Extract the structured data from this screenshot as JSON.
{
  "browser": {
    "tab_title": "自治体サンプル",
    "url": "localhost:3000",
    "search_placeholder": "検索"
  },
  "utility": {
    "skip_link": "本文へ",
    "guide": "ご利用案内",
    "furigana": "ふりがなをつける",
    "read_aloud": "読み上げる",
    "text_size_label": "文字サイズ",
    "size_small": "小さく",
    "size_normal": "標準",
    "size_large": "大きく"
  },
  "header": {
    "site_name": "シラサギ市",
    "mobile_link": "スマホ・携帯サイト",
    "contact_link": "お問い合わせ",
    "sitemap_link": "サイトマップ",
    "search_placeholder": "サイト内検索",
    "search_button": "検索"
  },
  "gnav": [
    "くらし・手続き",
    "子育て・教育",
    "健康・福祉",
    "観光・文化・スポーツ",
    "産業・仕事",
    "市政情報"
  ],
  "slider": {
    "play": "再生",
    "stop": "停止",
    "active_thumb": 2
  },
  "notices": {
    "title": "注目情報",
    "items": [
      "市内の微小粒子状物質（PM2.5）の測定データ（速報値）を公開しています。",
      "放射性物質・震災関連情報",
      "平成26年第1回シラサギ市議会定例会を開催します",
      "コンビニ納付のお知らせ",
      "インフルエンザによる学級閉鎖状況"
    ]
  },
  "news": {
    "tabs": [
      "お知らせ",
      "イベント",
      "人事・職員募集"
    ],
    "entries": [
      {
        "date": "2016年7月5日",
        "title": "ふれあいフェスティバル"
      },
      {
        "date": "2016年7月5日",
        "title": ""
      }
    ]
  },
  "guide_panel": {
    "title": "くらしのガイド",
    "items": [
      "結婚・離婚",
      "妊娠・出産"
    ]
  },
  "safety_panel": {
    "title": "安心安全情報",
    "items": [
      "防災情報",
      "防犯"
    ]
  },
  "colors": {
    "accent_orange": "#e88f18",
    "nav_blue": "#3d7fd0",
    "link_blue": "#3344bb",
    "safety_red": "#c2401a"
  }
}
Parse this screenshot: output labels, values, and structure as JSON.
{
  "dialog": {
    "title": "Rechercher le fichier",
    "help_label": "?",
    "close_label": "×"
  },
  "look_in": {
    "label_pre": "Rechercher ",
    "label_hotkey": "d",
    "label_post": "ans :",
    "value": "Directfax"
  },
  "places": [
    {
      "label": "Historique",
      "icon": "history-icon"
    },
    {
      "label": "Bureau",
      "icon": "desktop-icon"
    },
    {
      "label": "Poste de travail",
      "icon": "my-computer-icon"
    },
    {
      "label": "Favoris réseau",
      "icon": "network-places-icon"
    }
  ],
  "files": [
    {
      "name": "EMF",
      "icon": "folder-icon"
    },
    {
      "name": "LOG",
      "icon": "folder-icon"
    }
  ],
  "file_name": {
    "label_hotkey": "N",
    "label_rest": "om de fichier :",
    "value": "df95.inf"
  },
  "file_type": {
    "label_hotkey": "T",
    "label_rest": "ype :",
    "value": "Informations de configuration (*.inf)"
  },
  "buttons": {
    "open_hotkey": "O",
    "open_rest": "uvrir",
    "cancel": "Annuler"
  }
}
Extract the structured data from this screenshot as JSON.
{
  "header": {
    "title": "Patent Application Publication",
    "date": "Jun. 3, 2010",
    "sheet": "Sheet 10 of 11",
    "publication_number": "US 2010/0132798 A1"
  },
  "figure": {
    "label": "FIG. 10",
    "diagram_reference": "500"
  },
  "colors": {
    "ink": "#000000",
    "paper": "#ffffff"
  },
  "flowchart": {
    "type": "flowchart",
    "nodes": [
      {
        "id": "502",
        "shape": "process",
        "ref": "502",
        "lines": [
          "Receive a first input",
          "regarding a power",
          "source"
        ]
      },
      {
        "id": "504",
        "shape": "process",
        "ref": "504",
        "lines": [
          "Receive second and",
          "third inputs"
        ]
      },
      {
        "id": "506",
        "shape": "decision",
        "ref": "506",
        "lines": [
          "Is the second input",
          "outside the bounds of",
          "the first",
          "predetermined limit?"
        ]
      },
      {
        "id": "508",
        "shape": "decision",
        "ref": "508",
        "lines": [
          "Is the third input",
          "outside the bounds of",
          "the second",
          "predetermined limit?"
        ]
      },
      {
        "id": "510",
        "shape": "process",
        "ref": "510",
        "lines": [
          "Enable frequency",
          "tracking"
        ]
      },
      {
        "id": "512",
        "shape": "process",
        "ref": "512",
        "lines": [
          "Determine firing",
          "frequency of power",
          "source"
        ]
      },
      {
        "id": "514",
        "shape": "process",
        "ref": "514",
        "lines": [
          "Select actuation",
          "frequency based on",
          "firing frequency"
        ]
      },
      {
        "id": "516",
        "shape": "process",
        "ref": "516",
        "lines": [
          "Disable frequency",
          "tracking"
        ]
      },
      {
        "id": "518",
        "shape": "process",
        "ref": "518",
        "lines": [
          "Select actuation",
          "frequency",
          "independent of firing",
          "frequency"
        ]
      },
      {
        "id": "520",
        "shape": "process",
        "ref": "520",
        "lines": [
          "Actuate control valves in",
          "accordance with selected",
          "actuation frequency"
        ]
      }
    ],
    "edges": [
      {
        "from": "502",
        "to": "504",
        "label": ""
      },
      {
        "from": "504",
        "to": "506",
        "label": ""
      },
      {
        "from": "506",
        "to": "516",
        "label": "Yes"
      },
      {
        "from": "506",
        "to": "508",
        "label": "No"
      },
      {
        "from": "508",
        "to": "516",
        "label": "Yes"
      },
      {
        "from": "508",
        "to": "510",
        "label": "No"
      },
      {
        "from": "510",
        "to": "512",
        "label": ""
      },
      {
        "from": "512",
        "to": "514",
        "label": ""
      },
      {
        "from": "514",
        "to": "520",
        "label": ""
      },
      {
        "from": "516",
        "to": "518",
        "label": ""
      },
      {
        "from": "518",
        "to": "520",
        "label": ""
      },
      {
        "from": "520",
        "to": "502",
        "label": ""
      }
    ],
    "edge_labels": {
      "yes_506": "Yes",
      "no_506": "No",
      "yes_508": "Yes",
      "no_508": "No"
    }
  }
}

▸ Directive
Going through the entries above line by line, work out how many lines include the word "power". Only the number is required.

▸ Written solution
2